--- Exercise task ---
Search the records below for the word "type" and show every line where it occurs.

--- Listed entries ---
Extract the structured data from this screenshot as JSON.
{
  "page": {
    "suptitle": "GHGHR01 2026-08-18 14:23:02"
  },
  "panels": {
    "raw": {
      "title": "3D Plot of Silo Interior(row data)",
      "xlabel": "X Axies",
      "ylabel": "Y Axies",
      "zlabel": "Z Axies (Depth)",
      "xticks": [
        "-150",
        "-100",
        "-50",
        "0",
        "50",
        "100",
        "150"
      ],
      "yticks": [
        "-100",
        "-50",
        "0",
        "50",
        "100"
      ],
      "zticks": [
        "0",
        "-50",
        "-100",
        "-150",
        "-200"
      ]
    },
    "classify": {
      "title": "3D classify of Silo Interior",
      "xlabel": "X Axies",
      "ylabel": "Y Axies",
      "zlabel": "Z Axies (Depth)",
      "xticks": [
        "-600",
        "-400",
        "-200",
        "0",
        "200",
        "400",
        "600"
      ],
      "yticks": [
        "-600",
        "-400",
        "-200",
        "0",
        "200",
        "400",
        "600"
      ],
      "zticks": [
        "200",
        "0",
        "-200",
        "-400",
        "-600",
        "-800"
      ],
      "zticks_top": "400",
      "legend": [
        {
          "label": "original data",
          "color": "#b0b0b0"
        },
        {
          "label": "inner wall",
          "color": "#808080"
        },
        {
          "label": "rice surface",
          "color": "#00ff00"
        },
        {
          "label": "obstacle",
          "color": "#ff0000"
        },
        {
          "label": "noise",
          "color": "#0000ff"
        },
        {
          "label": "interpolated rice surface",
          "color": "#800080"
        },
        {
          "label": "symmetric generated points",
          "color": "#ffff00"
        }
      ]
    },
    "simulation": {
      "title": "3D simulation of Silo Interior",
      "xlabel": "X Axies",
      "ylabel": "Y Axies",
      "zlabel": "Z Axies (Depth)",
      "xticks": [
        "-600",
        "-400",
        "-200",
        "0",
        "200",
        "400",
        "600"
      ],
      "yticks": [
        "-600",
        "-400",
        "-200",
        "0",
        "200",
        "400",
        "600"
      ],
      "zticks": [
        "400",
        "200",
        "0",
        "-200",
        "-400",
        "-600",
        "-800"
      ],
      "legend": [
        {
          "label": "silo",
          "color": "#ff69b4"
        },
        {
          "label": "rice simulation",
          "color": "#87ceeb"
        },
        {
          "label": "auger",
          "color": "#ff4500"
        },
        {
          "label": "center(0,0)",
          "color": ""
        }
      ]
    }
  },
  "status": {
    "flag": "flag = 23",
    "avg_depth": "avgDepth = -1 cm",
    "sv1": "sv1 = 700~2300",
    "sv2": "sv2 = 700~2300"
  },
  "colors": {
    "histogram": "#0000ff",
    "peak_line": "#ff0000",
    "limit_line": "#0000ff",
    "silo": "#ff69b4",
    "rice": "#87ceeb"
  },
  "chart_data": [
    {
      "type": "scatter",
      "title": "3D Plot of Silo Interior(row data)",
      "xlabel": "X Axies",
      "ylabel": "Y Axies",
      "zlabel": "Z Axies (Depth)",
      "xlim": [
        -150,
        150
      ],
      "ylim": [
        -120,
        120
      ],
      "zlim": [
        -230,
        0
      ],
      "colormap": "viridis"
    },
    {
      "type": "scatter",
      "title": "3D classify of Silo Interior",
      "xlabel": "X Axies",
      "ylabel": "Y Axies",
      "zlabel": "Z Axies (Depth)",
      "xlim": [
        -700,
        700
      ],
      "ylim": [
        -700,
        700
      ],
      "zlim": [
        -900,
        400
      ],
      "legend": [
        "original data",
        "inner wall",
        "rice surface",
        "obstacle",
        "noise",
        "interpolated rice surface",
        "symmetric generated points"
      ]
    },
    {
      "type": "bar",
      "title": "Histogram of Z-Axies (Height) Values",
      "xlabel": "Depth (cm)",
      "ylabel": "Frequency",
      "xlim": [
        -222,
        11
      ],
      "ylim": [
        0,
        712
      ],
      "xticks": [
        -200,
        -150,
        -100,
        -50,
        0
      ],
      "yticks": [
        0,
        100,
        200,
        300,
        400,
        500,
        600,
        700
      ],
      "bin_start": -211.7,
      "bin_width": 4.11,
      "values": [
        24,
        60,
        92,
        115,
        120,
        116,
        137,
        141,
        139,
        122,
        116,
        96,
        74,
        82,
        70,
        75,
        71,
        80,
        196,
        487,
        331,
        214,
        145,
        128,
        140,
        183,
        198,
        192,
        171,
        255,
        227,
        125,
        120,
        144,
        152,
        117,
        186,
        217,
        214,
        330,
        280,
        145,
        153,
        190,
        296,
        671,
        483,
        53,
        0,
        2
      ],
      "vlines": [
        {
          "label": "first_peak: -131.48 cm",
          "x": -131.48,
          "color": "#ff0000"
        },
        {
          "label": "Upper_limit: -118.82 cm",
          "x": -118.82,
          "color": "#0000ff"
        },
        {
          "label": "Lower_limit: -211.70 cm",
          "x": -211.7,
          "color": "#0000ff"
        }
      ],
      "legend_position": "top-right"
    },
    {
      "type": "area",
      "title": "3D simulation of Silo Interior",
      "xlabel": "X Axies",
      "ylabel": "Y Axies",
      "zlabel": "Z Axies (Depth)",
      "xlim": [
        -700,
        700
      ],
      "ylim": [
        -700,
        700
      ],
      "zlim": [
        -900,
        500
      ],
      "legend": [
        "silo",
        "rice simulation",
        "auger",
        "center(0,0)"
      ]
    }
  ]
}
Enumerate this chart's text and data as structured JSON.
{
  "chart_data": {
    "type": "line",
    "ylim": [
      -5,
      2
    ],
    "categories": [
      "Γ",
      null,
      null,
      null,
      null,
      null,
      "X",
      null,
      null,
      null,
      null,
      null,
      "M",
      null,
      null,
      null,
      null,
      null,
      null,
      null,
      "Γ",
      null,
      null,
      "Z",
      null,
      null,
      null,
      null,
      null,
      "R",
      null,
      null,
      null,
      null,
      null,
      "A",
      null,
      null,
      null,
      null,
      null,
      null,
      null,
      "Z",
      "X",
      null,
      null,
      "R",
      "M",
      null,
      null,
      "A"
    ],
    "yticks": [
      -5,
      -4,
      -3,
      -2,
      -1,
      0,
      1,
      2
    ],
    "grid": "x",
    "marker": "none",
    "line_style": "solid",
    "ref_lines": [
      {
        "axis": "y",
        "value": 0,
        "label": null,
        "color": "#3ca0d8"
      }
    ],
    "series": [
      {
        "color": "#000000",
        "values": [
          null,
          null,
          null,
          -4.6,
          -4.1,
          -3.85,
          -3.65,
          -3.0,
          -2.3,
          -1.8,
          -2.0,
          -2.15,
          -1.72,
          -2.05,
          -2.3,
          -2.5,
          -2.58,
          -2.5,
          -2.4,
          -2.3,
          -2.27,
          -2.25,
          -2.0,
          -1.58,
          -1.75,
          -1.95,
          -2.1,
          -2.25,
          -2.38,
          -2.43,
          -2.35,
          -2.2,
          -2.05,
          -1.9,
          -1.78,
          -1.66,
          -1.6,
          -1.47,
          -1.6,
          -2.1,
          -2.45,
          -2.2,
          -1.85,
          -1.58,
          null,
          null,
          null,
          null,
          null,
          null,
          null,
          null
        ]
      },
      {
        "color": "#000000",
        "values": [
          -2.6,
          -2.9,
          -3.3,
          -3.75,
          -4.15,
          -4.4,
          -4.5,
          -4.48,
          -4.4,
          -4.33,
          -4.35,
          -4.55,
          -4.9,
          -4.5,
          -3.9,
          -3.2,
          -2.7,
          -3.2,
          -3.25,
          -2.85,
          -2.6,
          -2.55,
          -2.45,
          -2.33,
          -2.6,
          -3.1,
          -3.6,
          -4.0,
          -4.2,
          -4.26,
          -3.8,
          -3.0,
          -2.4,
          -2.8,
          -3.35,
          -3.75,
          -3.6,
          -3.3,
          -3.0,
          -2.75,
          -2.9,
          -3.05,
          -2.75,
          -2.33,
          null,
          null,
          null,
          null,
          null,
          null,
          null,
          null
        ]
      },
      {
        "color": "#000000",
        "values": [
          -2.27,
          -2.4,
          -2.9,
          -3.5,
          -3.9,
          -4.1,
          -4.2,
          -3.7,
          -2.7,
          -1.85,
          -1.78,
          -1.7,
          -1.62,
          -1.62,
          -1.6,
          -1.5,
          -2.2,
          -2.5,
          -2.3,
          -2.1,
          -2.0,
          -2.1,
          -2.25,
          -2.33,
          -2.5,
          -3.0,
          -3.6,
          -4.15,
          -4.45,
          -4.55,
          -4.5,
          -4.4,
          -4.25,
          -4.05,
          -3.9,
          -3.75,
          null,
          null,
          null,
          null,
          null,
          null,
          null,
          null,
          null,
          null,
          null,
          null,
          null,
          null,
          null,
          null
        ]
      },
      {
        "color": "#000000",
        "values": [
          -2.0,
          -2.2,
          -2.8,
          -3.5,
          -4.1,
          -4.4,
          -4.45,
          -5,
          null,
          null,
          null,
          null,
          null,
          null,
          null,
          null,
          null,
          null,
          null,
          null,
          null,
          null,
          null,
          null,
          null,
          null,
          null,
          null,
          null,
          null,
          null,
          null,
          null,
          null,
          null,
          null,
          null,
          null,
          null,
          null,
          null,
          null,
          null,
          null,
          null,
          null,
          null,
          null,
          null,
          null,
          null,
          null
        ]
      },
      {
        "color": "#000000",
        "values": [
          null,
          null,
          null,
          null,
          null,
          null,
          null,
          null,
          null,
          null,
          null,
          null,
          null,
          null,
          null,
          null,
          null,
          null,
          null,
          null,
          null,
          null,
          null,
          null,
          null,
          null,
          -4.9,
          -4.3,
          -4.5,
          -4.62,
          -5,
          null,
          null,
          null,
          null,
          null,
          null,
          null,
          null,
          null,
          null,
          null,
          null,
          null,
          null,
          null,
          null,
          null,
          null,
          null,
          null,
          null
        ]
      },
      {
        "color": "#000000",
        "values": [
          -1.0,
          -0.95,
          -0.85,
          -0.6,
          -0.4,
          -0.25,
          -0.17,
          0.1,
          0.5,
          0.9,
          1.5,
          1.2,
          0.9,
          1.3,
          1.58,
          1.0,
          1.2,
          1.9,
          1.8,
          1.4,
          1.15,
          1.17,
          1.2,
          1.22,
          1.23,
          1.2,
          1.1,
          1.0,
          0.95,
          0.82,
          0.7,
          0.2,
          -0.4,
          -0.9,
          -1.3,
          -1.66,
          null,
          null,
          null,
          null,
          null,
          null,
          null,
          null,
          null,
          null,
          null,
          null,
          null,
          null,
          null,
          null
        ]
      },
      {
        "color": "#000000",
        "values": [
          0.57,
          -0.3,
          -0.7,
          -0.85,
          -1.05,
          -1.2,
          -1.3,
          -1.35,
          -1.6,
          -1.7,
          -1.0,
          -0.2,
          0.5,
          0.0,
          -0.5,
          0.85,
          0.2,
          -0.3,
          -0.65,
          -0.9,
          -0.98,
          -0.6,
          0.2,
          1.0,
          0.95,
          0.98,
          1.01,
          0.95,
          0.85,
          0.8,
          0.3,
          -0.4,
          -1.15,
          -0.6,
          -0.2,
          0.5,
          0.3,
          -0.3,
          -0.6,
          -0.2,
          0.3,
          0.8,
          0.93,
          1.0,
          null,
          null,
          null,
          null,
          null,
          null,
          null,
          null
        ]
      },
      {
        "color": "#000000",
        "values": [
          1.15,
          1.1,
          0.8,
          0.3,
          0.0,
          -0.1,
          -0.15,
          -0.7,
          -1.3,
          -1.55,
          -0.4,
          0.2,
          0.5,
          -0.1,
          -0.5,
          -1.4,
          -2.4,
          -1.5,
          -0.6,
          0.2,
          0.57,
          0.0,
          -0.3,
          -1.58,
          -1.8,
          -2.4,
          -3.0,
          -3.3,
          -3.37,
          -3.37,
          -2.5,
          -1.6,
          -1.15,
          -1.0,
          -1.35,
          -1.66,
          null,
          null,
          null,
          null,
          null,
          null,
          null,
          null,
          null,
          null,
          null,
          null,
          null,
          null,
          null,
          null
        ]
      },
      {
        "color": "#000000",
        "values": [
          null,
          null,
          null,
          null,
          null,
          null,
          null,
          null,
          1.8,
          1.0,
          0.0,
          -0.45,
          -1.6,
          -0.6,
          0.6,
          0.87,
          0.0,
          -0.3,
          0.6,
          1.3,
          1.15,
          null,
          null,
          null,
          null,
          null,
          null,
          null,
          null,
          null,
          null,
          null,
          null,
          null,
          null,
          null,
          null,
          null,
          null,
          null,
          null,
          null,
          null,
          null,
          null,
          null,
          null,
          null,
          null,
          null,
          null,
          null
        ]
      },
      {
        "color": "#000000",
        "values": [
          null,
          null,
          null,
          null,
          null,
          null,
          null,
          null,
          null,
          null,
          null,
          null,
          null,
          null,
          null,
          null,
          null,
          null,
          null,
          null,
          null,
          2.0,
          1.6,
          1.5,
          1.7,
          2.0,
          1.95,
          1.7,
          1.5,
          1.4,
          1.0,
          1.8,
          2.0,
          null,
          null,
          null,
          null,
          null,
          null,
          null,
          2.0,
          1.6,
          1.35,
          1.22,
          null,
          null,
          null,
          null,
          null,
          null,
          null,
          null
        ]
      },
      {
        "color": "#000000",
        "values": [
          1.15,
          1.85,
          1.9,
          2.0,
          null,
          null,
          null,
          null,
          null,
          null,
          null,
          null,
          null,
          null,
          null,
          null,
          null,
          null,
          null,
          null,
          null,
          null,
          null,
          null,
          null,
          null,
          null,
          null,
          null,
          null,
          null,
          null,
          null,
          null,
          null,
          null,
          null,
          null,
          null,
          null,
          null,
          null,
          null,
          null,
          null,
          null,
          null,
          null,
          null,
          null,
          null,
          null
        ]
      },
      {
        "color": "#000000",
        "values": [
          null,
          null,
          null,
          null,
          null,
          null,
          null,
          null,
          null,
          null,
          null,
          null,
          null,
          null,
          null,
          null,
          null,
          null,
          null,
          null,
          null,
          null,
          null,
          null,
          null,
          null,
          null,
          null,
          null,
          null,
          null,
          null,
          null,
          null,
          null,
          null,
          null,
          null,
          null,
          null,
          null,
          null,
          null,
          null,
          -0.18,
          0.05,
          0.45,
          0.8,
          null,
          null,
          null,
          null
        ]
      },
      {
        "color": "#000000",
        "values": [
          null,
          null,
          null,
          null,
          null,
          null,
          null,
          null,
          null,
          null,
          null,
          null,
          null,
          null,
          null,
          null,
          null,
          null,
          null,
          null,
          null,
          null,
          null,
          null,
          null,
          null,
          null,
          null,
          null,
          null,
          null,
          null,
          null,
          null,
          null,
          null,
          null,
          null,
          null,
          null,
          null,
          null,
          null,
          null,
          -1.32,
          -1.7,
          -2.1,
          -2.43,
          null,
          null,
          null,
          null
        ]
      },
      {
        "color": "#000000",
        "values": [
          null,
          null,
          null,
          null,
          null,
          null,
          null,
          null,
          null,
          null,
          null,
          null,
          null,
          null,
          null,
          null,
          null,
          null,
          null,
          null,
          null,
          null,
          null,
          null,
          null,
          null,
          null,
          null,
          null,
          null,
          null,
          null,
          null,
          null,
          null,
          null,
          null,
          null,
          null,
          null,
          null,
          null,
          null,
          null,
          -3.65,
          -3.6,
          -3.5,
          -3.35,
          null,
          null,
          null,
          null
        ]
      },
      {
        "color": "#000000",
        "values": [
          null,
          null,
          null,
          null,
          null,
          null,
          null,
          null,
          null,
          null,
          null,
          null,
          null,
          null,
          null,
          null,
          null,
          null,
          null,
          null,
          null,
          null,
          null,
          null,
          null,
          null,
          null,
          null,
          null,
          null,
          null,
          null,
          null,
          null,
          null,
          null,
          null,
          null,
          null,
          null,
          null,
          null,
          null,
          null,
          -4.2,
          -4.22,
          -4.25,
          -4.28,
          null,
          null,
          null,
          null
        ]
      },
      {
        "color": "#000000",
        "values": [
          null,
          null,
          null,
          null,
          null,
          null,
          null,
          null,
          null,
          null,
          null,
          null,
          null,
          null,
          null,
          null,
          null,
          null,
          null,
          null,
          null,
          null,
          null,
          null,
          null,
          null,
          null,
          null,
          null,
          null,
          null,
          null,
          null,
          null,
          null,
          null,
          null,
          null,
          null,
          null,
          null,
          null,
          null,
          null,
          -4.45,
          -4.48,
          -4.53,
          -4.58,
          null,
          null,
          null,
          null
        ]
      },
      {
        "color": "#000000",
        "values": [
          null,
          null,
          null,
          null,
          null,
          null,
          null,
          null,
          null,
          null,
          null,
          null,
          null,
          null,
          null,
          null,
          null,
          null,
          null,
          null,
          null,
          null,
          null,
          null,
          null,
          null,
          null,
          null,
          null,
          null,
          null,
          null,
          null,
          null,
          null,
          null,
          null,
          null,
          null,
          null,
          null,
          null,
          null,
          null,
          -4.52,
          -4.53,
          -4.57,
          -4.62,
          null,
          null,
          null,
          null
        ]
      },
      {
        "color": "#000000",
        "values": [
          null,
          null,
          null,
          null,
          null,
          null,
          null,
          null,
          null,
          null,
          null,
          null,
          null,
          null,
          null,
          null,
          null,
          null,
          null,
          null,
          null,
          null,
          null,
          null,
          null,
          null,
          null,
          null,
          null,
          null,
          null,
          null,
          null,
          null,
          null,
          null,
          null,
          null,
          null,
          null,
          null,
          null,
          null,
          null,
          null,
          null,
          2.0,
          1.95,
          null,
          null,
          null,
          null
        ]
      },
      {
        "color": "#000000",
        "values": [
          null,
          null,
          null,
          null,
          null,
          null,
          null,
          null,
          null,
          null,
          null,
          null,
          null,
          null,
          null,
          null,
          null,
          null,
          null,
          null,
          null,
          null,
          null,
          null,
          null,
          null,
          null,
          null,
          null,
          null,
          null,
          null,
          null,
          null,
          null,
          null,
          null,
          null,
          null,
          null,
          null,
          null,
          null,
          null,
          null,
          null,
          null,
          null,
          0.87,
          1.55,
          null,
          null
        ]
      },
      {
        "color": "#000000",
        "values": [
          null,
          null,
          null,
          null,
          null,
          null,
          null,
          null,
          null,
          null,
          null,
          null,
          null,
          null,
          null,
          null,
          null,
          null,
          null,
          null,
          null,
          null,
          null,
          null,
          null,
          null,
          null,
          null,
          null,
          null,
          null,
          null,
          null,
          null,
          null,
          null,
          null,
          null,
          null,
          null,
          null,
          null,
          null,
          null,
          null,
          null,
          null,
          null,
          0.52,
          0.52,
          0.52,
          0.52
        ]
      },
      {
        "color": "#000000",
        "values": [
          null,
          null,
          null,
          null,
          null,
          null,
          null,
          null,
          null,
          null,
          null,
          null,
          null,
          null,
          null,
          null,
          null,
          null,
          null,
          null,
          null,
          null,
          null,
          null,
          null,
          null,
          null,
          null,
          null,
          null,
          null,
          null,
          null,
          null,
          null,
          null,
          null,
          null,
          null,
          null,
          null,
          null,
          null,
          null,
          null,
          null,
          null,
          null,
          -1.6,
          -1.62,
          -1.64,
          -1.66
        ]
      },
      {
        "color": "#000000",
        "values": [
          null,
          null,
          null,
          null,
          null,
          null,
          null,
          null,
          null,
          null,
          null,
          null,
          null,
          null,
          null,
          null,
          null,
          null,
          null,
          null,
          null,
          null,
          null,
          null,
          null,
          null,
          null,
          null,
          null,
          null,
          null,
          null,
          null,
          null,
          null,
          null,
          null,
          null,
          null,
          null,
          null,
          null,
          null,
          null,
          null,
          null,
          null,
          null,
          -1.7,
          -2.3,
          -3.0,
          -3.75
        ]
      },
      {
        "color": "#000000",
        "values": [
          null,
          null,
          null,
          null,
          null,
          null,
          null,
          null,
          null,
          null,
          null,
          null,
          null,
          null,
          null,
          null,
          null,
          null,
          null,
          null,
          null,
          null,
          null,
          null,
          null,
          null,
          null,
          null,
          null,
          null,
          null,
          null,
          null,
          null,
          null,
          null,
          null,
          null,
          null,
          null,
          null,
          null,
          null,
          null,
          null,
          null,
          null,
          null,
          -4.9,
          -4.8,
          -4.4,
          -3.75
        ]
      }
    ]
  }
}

--- Result below ---
      "type": "scatter",
      "type": "scatter",
      "type": "bar",
      "type": "area",
    "type": "line",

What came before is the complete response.